## TASK
The entries are to be repeated in full, without any change.

[Records from a data source]
=== Begin Enclosure ===
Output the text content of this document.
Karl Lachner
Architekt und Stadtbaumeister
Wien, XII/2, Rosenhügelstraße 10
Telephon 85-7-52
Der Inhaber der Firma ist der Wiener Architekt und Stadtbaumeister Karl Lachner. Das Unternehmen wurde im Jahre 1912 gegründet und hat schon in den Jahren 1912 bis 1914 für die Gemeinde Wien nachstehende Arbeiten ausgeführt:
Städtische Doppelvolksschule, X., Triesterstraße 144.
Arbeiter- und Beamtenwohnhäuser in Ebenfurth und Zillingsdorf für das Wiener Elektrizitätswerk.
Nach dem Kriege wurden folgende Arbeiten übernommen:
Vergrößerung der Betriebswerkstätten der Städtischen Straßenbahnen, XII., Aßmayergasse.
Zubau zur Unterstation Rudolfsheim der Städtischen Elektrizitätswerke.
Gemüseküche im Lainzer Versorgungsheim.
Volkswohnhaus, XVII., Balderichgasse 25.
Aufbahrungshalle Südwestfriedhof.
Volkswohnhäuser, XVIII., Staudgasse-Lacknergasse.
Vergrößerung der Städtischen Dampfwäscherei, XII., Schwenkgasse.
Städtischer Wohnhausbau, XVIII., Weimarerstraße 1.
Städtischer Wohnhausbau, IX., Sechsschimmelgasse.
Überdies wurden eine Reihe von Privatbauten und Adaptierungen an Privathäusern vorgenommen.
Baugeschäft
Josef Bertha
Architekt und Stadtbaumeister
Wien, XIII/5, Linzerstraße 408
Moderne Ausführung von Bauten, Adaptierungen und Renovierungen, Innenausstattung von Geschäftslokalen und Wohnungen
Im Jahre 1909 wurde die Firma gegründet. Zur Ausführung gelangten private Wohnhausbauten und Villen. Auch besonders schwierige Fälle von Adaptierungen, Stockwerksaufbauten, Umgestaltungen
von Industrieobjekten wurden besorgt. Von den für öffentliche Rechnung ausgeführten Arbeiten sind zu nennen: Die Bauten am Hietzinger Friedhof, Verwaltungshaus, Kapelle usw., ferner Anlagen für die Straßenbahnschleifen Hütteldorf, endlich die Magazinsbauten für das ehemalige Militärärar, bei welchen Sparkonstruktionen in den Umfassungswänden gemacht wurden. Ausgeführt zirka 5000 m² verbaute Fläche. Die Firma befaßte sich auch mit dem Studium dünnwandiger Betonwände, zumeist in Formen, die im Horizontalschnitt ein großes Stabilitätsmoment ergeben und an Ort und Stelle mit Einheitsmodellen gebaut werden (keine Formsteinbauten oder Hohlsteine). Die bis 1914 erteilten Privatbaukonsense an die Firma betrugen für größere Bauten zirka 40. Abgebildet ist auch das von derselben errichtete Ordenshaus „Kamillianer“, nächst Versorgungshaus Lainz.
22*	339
=== End Enclosure ===
## REPLY
Output the text content of this document.
Karl Lachner
Architekt und Stadtbaumeister
Wien, XII/2, Rosenhügelstraße 10
Telephon 85-7-52
Der Inhaber der Firma ist der Wiener Architekt und Stadtbaumeister Karl Lachner. Das Unternehmen wurde im Jahre 1912 gegründet und hat schon in den Jahren 1912 bis 1914 für die Gemeinde Wien nachstehende Arbeiten ausgeführt:
Städtische Doppelvolksschule, X., Triesterstraße 144.
Arbeiter- und Beamtenwohnhäuser in Ebenfurth und Zillingsdorf für das Wiener Elektrizitätswerk.
Nach dem Kriege wurden folgende Arbeiten übernommen:
Vergrößerung der Betriebswerkstätten der Städtischen Straßenbahnen, XII., Aßmayergasse.
Zubau zur Unterstation Rudolfsheim der Städtischen Elektrizitätswerke.
Gemüseküche im Lainzer Versorgungsheim.
Volkswohnhaus, XVII., Balderichgasse 25.
Aufbahrungshalle Südwestfriedhof.
Volkswohnhäuser, XVIII., Staudgasse-Lacknergasse.
Vergrößerung der Städtischen Dampfwäscherei, XII., Schwenkgasse.
Städtischer Wohnhausbau, XVIII., Weimarerstraße 1.
Städtischer Wohnhausbau, IX., Sechsschimmelgasse.
Überdies wurden eine Reihe von Privatbauten und Adaptierungen an Privathäusern vorgenommen.
Baugeschäft
Josef Bertha
Architekt und Stadtbaumeister
Wien, XIII/5, Linzerstraße 408
Moderne Ausführung von Bauten, Adaptierungen und Renovierungen, Innenausstattung von Geschäftslokalen und Wohnungen
Im Jahre 1909 wurde die Firma gegründet. Zur Ausführung gelangten private Wohnhausbauten und Villen. Auch besonders schwierige Fälle von Adaptierungen, Stockwerksaufbauten, Umgestaltungen
von Industrieobjekten wurden besorgt. Von den für öffentliche Rechnung ausgeführten Arbeiten sind zu nennen: Die Bauten am Hietzinger Friedhof, Verwaltungshaus, Kapelle usw., ferner Anlagen für die Straßenbahnschleifen Hütteldorf, endlich die Magazinsbauten für das ehemalige Militärärar, bei welchen Sparkonstruktionen in den Umfassungswänden gemacht wurden. Ausgeführt zirka 5000 m² verbaute Fläche. Die Firma befaßte sich auch mit dem Studium dünnwandiger Betonwände, zumeist in Formen, die im Horizontalschnitt ein großes Stabilitätsmoment ergeben und an Ort und Stelle mit Einheitsmodellen gebaut werden (keine Formsteinbauten oder Hohlsteine). Die bis 1914 erteilten Privatbaukonsense an die Firma betrugen für größere Bauten zirka 40. Abgebildet ist auch das von derselben errichtete Ordenshaus „Kamillianer“, nächst Versorgungshaus Lainz.
22*	339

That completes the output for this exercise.